INFORMATION GIVEN
- - -

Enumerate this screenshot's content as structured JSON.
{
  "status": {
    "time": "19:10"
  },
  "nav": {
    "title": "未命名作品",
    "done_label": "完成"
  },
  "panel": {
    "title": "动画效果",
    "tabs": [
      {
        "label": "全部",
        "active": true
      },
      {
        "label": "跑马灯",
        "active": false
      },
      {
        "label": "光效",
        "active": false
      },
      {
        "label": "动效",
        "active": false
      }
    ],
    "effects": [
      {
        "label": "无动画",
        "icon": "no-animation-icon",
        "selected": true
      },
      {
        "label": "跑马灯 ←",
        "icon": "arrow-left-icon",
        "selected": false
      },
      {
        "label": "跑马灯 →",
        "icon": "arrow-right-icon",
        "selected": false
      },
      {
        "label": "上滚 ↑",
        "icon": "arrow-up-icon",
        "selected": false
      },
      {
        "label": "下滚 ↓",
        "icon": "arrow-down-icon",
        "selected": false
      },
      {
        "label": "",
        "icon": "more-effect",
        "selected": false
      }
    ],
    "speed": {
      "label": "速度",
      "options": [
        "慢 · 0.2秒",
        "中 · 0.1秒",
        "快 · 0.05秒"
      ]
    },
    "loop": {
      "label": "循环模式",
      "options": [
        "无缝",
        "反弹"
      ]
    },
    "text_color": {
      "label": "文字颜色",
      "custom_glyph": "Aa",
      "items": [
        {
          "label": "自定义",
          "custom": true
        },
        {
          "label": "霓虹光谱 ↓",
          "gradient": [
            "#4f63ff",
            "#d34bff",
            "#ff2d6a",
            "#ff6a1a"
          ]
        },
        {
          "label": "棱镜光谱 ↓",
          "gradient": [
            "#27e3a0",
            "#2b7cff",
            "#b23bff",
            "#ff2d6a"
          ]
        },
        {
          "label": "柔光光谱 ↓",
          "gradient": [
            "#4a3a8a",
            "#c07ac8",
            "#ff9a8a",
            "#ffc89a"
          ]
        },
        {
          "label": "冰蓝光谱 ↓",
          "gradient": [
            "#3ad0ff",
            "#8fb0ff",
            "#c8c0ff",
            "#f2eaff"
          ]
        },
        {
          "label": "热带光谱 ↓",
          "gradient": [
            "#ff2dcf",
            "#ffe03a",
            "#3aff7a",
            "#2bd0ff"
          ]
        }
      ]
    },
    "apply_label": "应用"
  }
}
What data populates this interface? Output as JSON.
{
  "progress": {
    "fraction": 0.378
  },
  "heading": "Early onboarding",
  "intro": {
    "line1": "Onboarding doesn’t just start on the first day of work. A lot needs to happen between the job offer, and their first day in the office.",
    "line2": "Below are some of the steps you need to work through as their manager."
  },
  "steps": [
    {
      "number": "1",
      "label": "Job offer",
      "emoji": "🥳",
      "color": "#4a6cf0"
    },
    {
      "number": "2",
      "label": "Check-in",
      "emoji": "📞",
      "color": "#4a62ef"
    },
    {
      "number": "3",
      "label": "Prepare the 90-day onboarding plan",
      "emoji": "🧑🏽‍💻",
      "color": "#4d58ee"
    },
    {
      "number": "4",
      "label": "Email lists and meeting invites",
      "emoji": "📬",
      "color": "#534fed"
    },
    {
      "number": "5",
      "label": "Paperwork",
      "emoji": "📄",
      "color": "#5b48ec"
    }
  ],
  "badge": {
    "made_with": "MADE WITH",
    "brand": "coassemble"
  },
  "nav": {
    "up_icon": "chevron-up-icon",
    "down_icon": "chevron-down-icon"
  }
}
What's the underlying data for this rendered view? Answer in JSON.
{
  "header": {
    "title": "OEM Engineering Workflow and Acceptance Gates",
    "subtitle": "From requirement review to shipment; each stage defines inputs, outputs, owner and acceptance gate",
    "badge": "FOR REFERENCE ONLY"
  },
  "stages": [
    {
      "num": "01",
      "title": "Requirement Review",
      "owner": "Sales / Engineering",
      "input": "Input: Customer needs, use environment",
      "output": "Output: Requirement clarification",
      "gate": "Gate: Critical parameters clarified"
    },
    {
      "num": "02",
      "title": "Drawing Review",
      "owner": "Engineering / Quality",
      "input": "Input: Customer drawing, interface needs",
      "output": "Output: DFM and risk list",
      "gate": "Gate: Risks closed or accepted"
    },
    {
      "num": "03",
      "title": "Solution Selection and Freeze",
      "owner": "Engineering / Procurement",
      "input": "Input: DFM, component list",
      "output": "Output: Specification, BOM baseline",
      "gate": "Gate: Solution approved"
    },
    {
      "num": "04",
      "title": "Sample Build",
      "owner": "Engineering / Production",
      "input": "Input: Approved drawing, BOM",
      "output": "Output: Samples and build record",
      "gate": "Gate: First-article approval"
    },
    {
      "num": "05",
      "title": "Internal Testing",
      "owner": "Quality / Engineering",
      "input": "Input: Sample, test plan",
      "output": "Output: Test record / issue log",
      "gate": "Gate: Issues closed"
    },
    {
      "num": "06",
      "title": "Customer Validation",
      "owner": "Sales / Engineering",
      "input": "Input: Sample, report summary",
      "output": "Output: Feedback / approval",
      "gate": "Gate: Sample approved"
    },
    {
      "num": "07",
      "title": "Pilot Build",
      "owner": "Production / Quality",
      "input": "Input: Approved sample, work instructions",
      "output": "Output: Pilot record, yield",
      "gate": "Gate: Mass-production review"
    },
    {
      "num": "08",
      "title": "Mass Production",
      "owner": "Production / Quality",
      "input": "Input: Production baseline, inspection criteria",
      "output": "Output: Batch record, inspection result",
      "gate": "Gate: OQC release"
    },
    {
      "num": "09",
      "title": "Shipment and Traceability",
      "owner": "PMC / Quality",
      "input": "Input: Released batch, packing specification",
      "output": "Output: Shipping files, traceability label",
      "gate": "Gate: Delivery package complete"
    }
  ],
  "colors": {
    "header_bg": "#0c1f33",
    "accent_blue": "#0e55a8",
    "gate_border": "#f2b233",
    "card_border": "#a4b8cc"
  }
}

- - -

WHAT THE EXERCISE ASKS
Write out every entry exactly as given.

SOLVED PROBLEM
Enumerate this screenshot's content as structured JSON.
{
  "status": {
    "time": "19:10"
  },
  "nav": {
    "title": "未命名作品",
    "done_label": "完成"
  },
  "panel": {
    "title": "动画效果",
    "tabs": [
      {
        "label": "全部",
        "active": true
      },
      {
        "label": "跑马灯",
        "active": false
      },
      {
        "label": "光效",
        "active": false
      },
      {
        "label": "动效",
        "active": false
      }
    ],
    "effects": [
      {
        "label": "无动画",
        "icon": "no-animation-icon",
        "selected": true
      },
      {
        "label": "跑马灯 ←",
        "icon": "arrow-left-icon",
        "selected": false
      },
      {
        "label": "跑马灯 →",
        "icon": "arrow-right-icon",
        "selected": false
      },
      {
        "label": "上滚 ↑",
        "icon": "arrow-up-icon",
        "selected": false
      },
      {
        "label": "下滚 ↓",
        "icon": "arrow-down-icon",
        "selected": false
      },
      {
        "label": "",
        "icon": "more-effect",
        "selected": false
      }
    ],
    "speed": {
      "label": "速度",
      "options": [
        "慢 · 0.2秒",
        "中 · 0.1秒",
        "快 · 0.05秒"
      ]
    },
    "loop": {
      "label": "循环模式",
      "options": [
        "无缝",
        "反弹"
      ]
    },
    "text_color": {
      "label": "文字颜色",
      "custom_glyph": "Aa",
      "items": [
        {
          "label": "自定义",
          "custom": true
        },
        {
          "label": "霓虹光谱 ↓",
          "gradient": [
            "#4f63ff",
            "#d34bff",
            "#ff2d6a",
            "#ff6a1a"
          ]
        },
        {
          "label": "棱镜光谱 ↓",
          "gradient": [
            "#27e3a0",
            "#2b7cff",
            "#b23bff",
            "#ff2d6a"
          ]
        },
        {
          "label": "柔光光谱 ↓",
          "gradient": [
            "#4a3a8a",
            "#c07ac8",
            "#ff9a8a",
            "#ffc89a"
          ]
        },
        {
          "label": "冰蓝光谱 ↓",
          "gradient": [
            "#3ad0ff",
            "#8fb0ff",
            "#c8c0ff",
            "#f2eaff"
          ]
        },
        {
          "label": "热带光谱 ↓",
          "gradient": [
            "#ff2dcf",
            "#ffe03a",
            "#3aff7a",
            "#2bd0ff"
          ]
        }
      ]
    },
    "apply_label": "应用"
  }
}
What data populates this interface? Output as JSON.
{
  "progress": {
    "fraction": 0.378
  },
  "heading": "Early onboarding",
  "intro": {
    "line1": "Onboarding doesn’t just start on the first day of work. A lot needs to happen between the job offer, and their first day in the office.",
    "line2": "Below are some of the steps you need to work through as their manager."
  },
  "steps": [
    {
      "number": "1",
      "label": "Job offer",
      "emoji": "🥳",
      "color": "#4a6cf0"
    },
    {
      "number": "2",
      "label": "Check-in",
      "emoji": "📞",
      "color": "#4a62ef"
    },
    {
      "number": "3",
      "label": "Prepare the 90-day onboarding plan",
      "emoji": "🧑🏽‍💻",
      "color": "#4d58ee"
    },
    {
      "number": "4",
      "label": "Email lists and meeting invites",
      "emoji": "📬",
      "color": "#534fed"
    },
    {
      "number": "5",
      "label": "Paperwork",
      "emoji": "📄",
      "color": "#5b48ec"
    }
  ],
  "badge": {
    "made_with": "MADE WITH",
    "brand": "coassemble"
  },
  "nav": {
    "up_icon": "chevron-up-icon",
    "down_icon": "chevron-down-icon"
  }
}
What's the underlying data for this rendered view? Answer in JSON.
{
  "header": {
    "title": "OEM Engineering Workflow and Acceptance Gates",
    "subtitle": "From requirement review to shipment; each stage defines inputs, outputs, owner and acceptance gate",
    "badge": "FOR REFERENCE ONLY"
  },
  "stages": [
    {
      "num": "01",
      "title": "Requirement Review",
      "owner": "Sales / Engineering",
      "input": "Input: Customer needs, use environment",
      "output": "Output: Requirement clarification",
      "gate": "Gate: Critical parameters clarified"
    },
    {
      "num": "02",
      "title": "Drawing Review",
      "owner": "Engineering / Quality",
      "input": "Input: Customer drawing, interface needs",
      "output": "Output: DFM and risk list",
      "gate": "Gate: Risks closed or accepted"
    },
    {
      "num": "03",
      "title": "Solution Selection and Freeze",
      "owner": "Engineering / Procurement",
      "input": "Input: DFM, component list",
      "output": "Output: Specification, BOM baseline",
      "gate": "Gate: Solution approved"
    },
    {
      "num": "04",
      "title": "Sample Build",
      "owner": "Engineering / Production",
      "input": "Input: Approved drawing, BOM",
      "output": "Output: Samples and build record",
      "gate": "Gate: First-article approval"
    },
    {
      "num": "05",
      "title": "Internal Testing",
      "owner": "Quality / Engineering",
      "input": "Input: Sample, test plan",
      "output": "Output: Test record / issue log",
      "gate": "Gate: Issues closed"
    },
    {
      "num": "06",
      "title": "Customer Validation",
      "owner": "Sales / Engineering",
      "input": "Input: Sample, report summary",
      "output": "Output: Feedback / approval",
      "gate": "Gate: Sample approved"
    },
    {
      "num": "07",
      "title": "Pilot Build",
      "owner": "Production / Quality",
      "input": "Input: Approved sample, work instructions",
      "output": "Output: Pilot record, yield",
      "gate": "Gate: Mass-production review"
    },
    {
      "num": "08",
      "title": "Mass Production",
      "owner": "Production / Quality",
      "input": "Input: Production baseline, inspection criteria",
      "output": "Output: Batch record, inspection result",
      "gate": "Gate: OQC release"
    },
    {
      "num": "09",
      "title": "Shipment and Traceability",
      "owner": "PMC / Quality",
      "input": "Input: Released batch, packing specification",
      "output": "Output: Shipping files, traceability label",
      "gate": "Gate: Delivery package complete"
    }
  ],
  "colors": {
    "header_bg": "#0c1f33",
    "accent_blue": "#0e55a8",
    "gate_border": "#f2b233",
    "card_border": "#a4b8cc"
  }
}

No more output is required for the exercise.